* **Goal**
Each line below should be reproduced without any alteration.

* **Stored rows**
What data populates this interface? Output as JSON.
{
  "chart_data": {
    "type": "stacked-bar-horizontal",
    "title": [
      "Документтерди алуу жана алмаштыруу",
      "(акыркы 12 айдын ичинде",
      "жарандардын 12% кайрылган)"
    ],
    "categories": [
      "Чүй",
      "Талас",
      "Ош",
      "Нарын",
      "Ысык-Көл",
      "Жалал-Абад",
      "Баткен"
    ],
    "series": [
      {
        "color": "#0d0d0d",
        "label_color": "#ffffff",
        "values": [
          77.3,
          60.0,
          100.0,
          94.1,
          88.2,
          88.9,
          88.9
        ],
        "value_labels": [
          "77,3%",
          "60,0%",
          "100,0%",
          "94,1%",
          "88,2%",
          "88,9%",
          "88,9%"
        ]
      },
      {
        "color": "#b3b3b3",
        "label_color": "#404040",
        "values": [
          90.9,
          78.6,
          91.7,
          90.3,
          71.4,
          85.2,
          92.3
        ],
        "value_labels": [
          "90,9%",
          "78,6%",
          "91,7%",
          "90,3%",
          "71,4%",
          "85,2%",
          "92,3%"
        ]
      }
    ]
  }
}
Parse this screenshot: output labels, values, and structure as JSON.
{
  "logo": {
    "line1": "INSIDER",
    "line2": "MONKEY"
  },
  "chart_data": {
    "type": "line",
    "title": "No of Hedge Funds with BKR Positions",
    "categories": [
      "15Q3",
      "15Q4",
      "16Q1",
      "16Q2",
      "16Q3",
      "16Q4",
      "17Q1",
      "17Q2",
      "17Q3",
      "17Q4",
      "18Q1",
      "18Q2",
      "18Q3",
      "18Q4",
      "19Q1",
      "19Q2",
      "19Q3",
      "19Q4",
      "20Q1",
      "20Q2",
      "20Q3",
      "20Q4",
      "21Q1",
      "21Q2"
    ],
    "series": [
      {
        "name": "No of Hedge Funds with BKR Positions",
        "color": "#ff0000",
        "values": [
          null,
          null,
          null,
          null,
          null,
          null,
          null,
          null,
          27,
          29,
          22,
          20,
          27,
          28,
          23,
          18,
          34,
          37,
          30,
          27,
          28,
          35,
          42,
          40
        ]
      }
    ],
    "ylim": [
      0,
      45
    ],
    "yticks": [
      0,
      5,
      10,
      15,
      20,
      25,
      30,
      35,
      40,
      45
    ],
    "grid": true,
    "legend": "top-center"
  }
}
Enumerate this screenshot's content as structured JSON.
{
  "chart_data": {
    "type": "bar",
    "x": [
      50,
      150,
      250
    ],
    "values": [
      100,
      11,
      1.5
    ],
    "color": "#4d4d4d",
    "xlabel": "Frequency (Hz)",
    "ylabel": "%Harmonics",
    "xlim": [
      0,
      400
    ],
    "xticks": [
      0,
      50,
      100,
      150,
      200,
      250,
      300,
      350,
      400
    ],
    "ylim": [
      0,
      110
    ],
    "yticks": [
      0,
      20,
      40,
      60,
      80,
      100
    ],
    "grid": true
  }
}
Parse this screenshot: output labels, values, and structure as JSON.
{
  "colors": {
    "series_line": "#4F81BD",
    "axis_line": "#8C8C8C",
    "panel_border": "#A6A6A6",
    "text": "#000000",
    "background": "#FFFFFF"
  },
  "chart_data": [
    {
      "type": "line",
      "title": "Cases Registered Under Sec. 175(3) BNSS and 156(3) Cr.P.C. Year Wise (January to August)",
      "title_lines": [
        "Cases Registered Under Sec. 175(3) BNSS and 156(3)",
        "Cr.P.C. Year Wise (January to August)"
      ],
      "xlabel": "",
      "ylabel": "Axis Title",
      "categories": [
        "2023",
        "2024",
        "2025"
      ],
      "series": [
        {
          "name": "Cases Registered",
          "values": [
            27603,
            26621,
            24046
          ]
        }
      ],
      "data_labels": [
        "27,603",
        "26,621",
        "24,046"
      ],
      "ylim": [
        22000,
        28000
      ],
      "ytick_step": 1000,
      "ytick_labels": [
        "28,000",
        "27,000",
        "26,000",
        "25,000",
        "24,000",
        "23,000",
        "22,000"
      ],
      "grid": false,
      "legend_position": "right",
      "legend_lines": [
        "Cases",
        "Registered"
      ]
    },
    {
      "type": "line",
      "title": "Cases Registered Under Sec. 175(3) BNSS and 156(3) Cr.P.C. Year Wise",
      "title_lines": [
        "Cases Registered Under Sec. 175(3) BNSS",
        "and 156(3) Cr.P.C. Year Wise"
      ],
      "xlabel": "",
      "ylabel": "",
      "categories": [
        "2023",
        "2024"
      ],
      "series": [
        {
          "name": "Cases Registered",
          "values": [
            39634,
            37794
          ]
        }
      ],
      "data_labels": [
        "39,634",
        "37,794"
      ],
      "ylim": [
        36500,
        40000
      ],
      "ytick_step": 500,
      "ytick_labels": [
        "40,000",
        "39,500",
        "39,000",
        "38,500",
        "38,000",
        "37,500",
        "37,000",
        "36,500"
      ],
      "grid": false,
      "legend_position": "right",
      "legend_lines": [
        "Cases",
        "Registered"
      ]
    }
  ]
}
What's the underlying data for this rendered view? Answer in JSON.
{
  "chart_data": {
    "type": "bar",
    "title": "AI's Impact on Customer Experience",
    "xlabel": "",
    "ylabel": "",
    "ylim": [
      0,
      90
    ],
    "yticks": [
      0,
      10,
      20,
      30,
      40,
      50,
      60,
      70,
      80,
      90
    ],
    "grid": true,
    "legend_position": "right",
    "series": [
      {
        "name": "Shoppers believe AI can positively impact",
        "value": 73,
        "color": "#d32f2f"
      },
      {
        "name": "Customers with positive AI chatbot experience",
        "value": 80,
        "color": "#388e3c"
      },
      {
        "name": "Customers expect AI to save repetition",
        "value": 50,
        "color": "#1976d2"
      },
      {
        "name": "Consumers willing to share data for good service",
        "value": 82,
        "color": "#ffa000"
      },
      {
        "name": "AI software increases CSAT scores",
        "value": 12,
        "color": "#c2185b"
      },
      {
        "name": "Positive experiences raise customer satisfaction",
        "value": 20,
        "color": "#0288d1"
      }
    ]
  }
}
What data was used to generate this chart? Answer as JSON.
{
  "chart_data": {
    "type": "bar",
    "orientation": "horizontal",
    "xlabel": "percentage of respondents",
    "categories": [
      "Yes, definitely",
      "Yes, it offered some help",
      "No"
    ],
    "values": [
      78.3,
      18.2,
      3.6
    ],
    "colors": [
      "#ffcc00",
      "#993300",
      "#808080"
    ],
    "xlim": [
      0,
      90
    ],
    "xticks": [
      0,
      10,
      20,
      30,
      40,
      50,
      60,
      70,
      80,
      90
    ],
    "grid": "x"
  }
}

* **Solution to this problem**
What data populates this interface? Output as JSON.
{
  "chart_data": {
    "type": "stacked-bar-horizontal",
    "title": [
      "Документтерди алуу жана алмаштыруу",
      "(акыркы 12 айдын ичинде",
      "жарандардын 12% кайрылган)"
    ],
    "categories": [
      "Чүй",
      "Талас",
      "Ош",
      "Нарын",
      "Ысык-Көл",
      "Жалал-Абад",
      "Баткен"
    ],
    "series": [
      {
        "color": "#0d0d0d",
        "label_color": "#ffffff",
        "values": [
          77.3,
          60.0,
          100.0,
          94.1,
          88.2,
          88.9,
          88.9
        ],
        "value_labels": [
          "77,3%",
          "60,0%",
          "100,0%",
          "94,1%",
          "88,2%",
          "88,9%",
          "88,9%"
        ]
      },
      {
        "color": "#b3b3b3",
        "label_color": "#404040",
        "values": [
          90.9,
          78.6,
          91.7,
          90.3,
          71.4,
          85.2,
          92.3
        ],
        "value_labels": [
          "90,9%",
          "78,6%",
          "91,7%",
          "90,3%",
          "71,4%",
          "85,2%",
          "92,3%"
        ]
      }
    ]
  }
}
Parse this screenshot: output labels, values, and structure as JSON.
{
  "logo": {
    "line1": "INSIDER",
    "line2": "MONKEY"
  },
  "chart_data": {
    "type": "line",
    "title": "No of Hedge Funds with BKR Positions",
    "categories": [
      "15Q3",
      "15Q4",
      "16Q1",
      "16Q2",
      "16Q3",
      "16Q4",
      "17Q1",
      "17Q2",
      "17Q3",
      "17Q4",
      "18Q1",
      "18Q2",
      "18Q3",
      "18Q4",
      "19Q1",
      "19Q2",
      "19Q3",
      "19Q4",
      "20Q1",
      "20Q2",
      "20Q3",
      "20Q4",
      "21Q1",
      "21Q2"
    ],
    "series": [
      {
        "name": "No of Hedge Funds with BKR Positions",
        "color": "#ff0000",
        "values": [
          null,
          null,
          null,
          null,
          null,
          null,
          null,
          null,
          27,
          29,
          22,
          20,
          27,
          28,
          23,
          18,
          34,
          37,
          30,
          27,
          28,
          35,
          42,
          40
        ]
      }
    ],
    "ylim": [
      0,
      45
    ],
    "yticks": [
      0,
      5,
      10,
      15,
      20,
      25,
      30,
      35,
      40,
      45
    ],
    "grid": true,
    "legend": "top-center"
  }
}
Enumerate this screenshot's content as structured JSON.
{
  "chart_data": {
    "type": "bar",
    "x": [
      50,
      150,
      250
    ],
    "values": [
      100,
      11,
      1.5
    ],
    "color": "#4d4d4d",
    "xlabel": "Frequency (Hz)",
    "ylabel": "%Harmonics",
    "xlim": [
      0,
      400
    ],
    "xticks": [
      0,
      50,
      100,
      150,
      200,
      250,
      300,
      350,
      400
    ],
    "ylim": [
      0,
      110
    ],
    "yticks": [
      0,
      20,
      40,
      60,
      80,
      100
    ],
    "grid": true
  }
}
Parse this screenshot: output labels, values, and structure as JSON.
{
  "colors": {
    "series_line": "#4F81BD",
    "axis_line": "#8C8C8C",
    "panel_border": "#A6A6A6",
    "text": "#000000",
    "background": "#FFFFFF"
  },
  "chart_data": [
    {
      "type": "line",
      "title": "Cases Registered Under Sec. 175(3) BNSS and 156(3) Cr.P.C. Year Wise (January to August)",
      "title_lines": [
        "Cases Registered Under Sec. 175(3) BNSS and 156(3)",
        "Cr.P.C. Year Wise (January to August)"
      ],
      "xlabel": "",
      "ylabel": "Axis Title",
      "categories": [
        "2023",
        "2024",
        "2025"
      ],
      "series": [
        {
          "name": "Cases Registered",
          "values": [
            27603,
            26621,
            24046
          ]
        }
      ],
      "data_labels": [
        "27,603",
        "26,621",
        "24,046"
      ],
      "ylim": [
        22000,
        28000
      ],
      "ytick_step": 1000,
      "ytick_labels": [
        "28,000",
        "27,000",
        "26,000",
        "25,000",
        "24,000",
        "23,000",
        "22,000"
      ],
      "grid": false,
      "legend_position": "right",
      "legend_lines": [
        "Cases",
        "Registered"
      ]
    },
    {
      "type": "line",
      "title": "Cases Registered Under Sec. 175(3) BNSS and 156(3) Cr.P.C. Year Wise",
      "title_lines": [
        "Cases Registered Under Sec. 175(3) BNSS",
        "and 156(3) Cr.P.C. Year Wise"
      ],
      "xlabel": "",
      "ylabel": "",
      "categories": [
        "2023",
        "2024"
      ],
      "series": [
        {
          "name": "Cases Registered",
          "values": [
            39634,
            37794
          ]
        }
      ],
      "data_labels": [
        "39,634",
        "37,794"
      ],
      "ylim": [
        36500,
        40000
      ],
      "ytick_step": 500,
      "ytick_labels": [
        "40,000",
        "39,500",
        "39,000",
        "38,500",
        "38,000",
        "37,500",
        "37,000",
        "36,500"
      ],
      "grid": false,
      "legend_position": "right",
      "legend_lines": [
        "Cases",
        "Registered"
      ]
    }
  ]
}
What's the underlying data for this rendered view? Answer in JSON.
{
  "chart_data": {
    "type": "bar",
    "title": "AI's Impact on Customer Experience",
    "xlabel": "",
    "ylabel": "",
    "ylim": [
      0,
      90
    ],
    "yticks": [
      0,
      10,
      20,
      30,
      40,
      50,
      60,
      70,
      80,
      90
    ],
    "grid": true,
    "legend_position": "right",
    "series": [
      {
        "name": "Shoppers believe AI can positively impact",
        "value": 73,
        "color": "#d32f2f"
      },
      {
        "name": "Customers with positive AI chatbot experience",
        "value": 80,
        "color": "#388e3c"
      },
      {
        "name": "Customers expect AI to save repetition",
        "value": 50,
        "color": "#1976d2"
      },
      {
        "name": "Consumers willing to share data for good service",
        "value": 82,
        "color": "#ffa000"
      },
      {
        "name": "AI software increases CSAT scores",
        "value": 12,
        "color": "#c2185b"
      },
      {
        "name": "Positive experiences raise customer satisfaction",
        "value": 20,
        "color": "#0288d1"
      }
    ]
  }
}
What data was used to generate this chart? Answer as JSON.
{
  "chart_data": {
    "type": "bar",
    "orientation": "horizontal",
    "xlabel": "percentage of respondents",
    "categories": [
      "Yes, definitely",
      "Yes, it offered some help",
      "No"
    ],
    "values": [
      78.3,
      18.2,
      3.6
    ],
    "colors": [
      "#ffcc00",
      "#993300",
      "#808080"
    ],
    "xlim": [
      0,
      90
    ],
    "xticks": [
      0,
      10,
      20,
      30,
      40,
      50,
      60,
      70,
      80,
      90
    ],
    "grid": "x"
  }
}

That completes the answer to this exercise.